Would you pull out every line of the material that contains the string "también"?

-- Start --

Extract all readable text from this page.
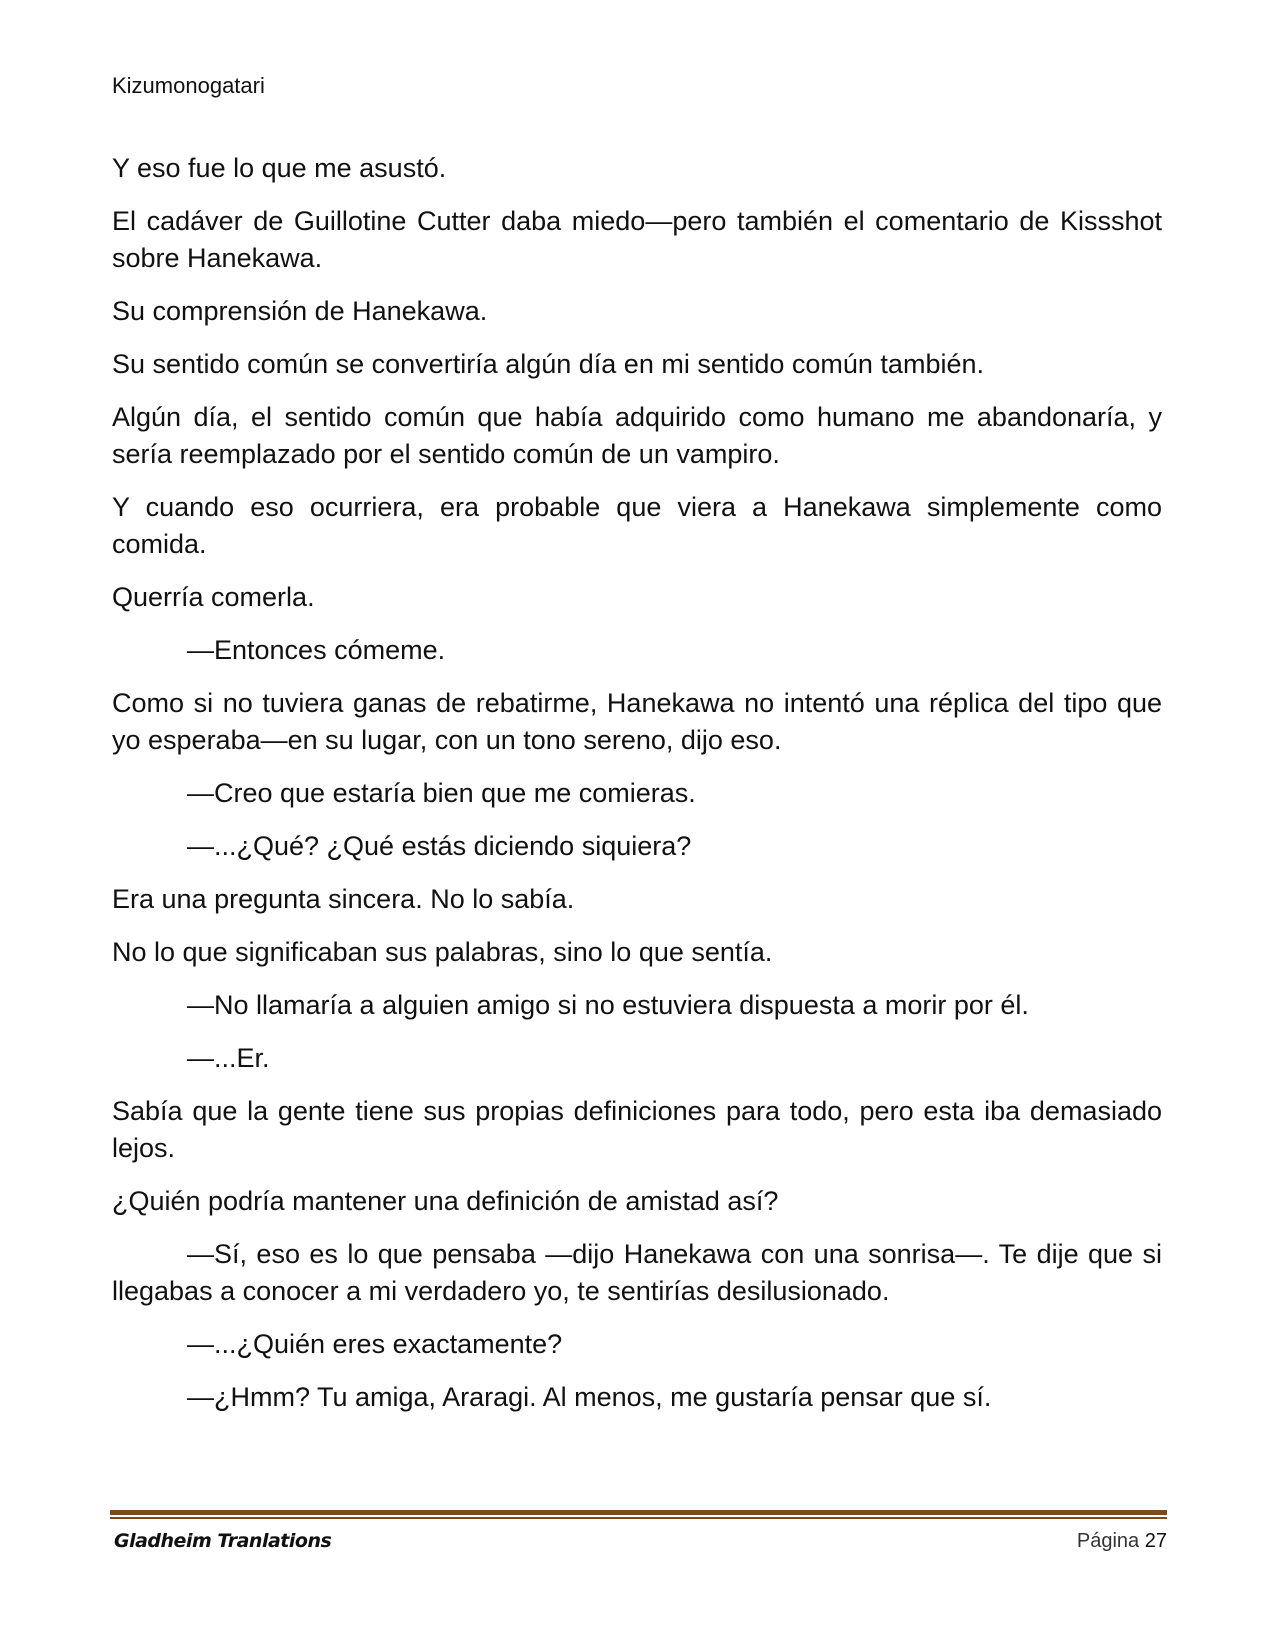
Kizumonogatari

Y eso fue lo que me asustó.

El cadáver de Guillotine Cutter daba miedo—pero también el comentario de Kissshot sobre Hanekawa.

Su comprensión de Hanekawa.

Su sentido común se convertiría algún día en mi sentido común también.

Algún día, el sentido común que había adquirido como humano me abandonaría, y sería reemplazado por el sentido común de un vampiro.

Y cuando eso ocurriera, era probable que viera a Hanekawa simplemente como comida.

Querría comerla.

—Entonces cómeme.

Como si no tuviera ganas de rebatirme, Hanekawa no intentó una réplica del tipo que yo esperaba—en su lugar, con un tono sereno, dijo eso.

—Creo que estaría bien que me comieras.

—...¿Qué? ¿Qué estás diciendo siquiera?

Era una pregunta sincera. No lo sabía.

No lo que significaban sus palabras, sino lo que sentía.

—No llamaría a alguien amigo si no estuviera dispuesta a morir por él.

—...Er.

Sabía que la gente tiene sus propias definiciones para todo, pero esta iba demasiado lejos.

¿Quién podría mantener una definición de amistad así?

—Sí, eso es lo que pensaba —dijo Hanekawa con una sonrisa—. Te dije que si llegabas a conocer a mi verdadero yo, te sentirías desilusionado.

—...¿Quién eres exactamente?

—¿Hmm? Tu amiga, Araragi. Al menos, me gustaría pensar que sí.

Gladheim Tranlations	Página 27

-- End --

▶ [Response to this exercise]:
El cadáver de Guillotine Cutter daba miedo—pero también el comentario de Kissshot sobre Hanekawa.
Su sentido común se convertiría algún día en mi sentido común también.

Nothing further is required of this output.